TASK TO CARRY OUT ▸ Retype all material exactly. Pictures stay out of the copy.

Some records

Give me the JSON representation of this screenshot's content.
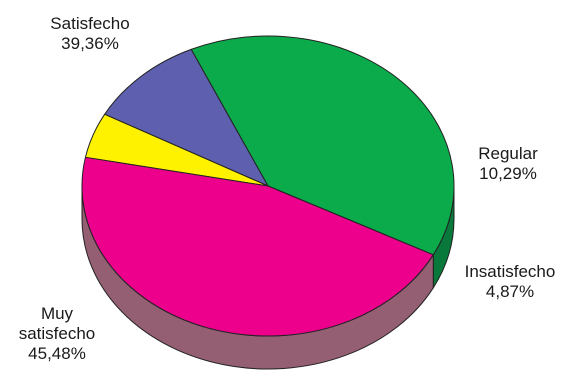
{
  "chart_data": {
    "type": "pie",
    "style": "3d",
    "title": "",
    "slices": [
      {
        "label": "Satisfecho",
        "value": 39.36,
        "value_label": "39,36%",
        "color": "#0BAA4A",
        "side_color": "#08793A"
      },
      {
        "label": "Regular",
        "value": 10.29,
        "value_label": "10,29%",
        "color": "#5E5FAE",
        "side_color": "#3E3F7E"
      },
      {
        "label": "Insatisfecho",
        "value": 4.87,
        "value_label": "4,87%",
        "color": "#FFF200",
        "side_color": "#A8A14E"
      },
      {
        "label": "Muy satisfecho",
        "value": 45.48,
        "value_label": "45,48%",
        "color": "#EC008C",
        "side_color": "#945E73"
      }
    ]
  }
}
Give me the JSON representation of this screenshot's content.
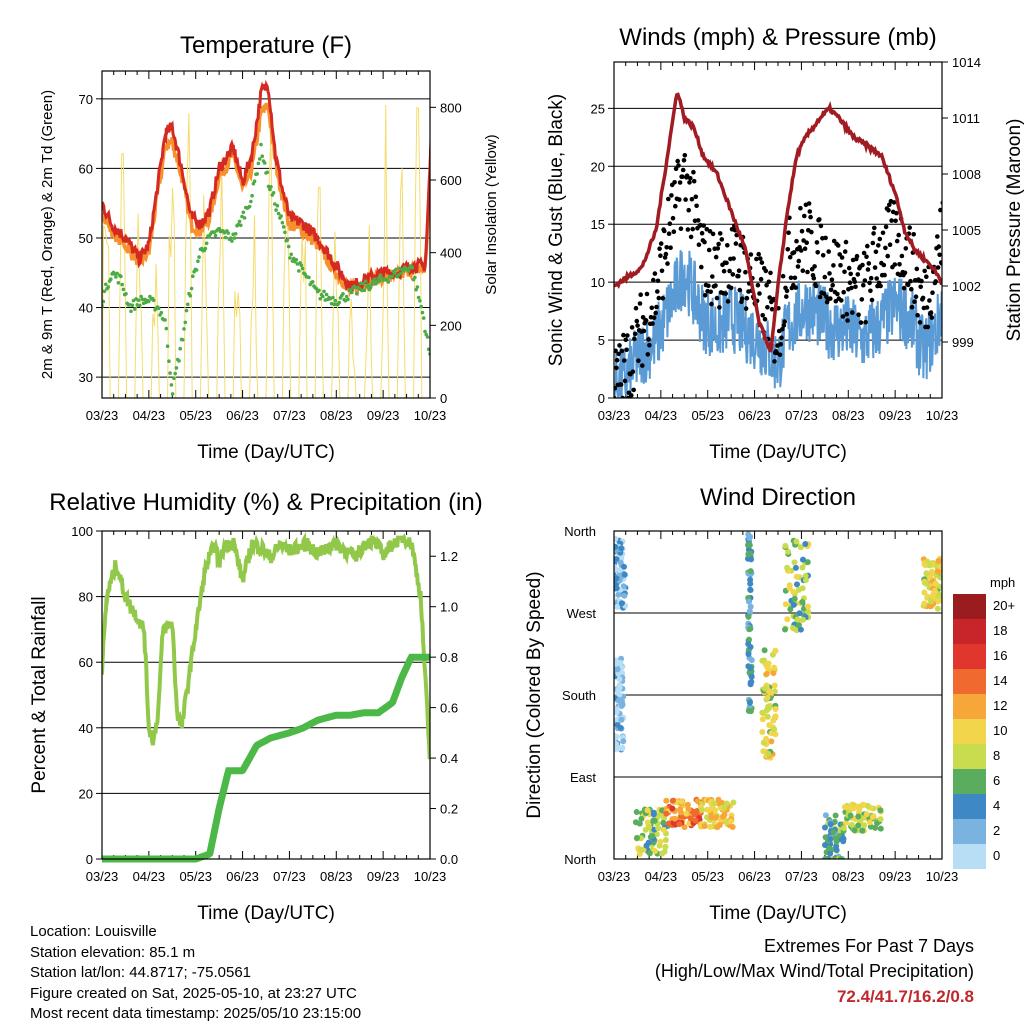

EXERCISE RESPONSE ▸
Give me the JSON representation of this screenshot's content.
{
  "chart_data": {
    "type": "pie",
    "style": "3d",
    "title": "",
    "slices": [
      {
        "label": "Satisfecho",
        "value": 39.36,
        "value_label": "39,36%",
        "color": "#0BAA4A",
        "side_color": "#08793A"
      },
      {
        "label": "Regular",
        "value": 10.29,
        "value_label": "10,29%",
        "color": "#5E5FAE",
        "side_color": "#3E3F7E"
      },
      {
        "label": "Insatisfecho",
        "value": 4.87,
        "value_label": "4,87%",
        "color": "#FFF200",
        "side_color": "#A8A14E"
      },
      {
        "label": "Muy satisfecho",
        "value": 45.48,
        "value_label": "45,48%",
        "color": "#EC008C",
        "side_color": "#945E73"
      }
    ]
  }
}
Give me the JSON representation of this screenshot's content.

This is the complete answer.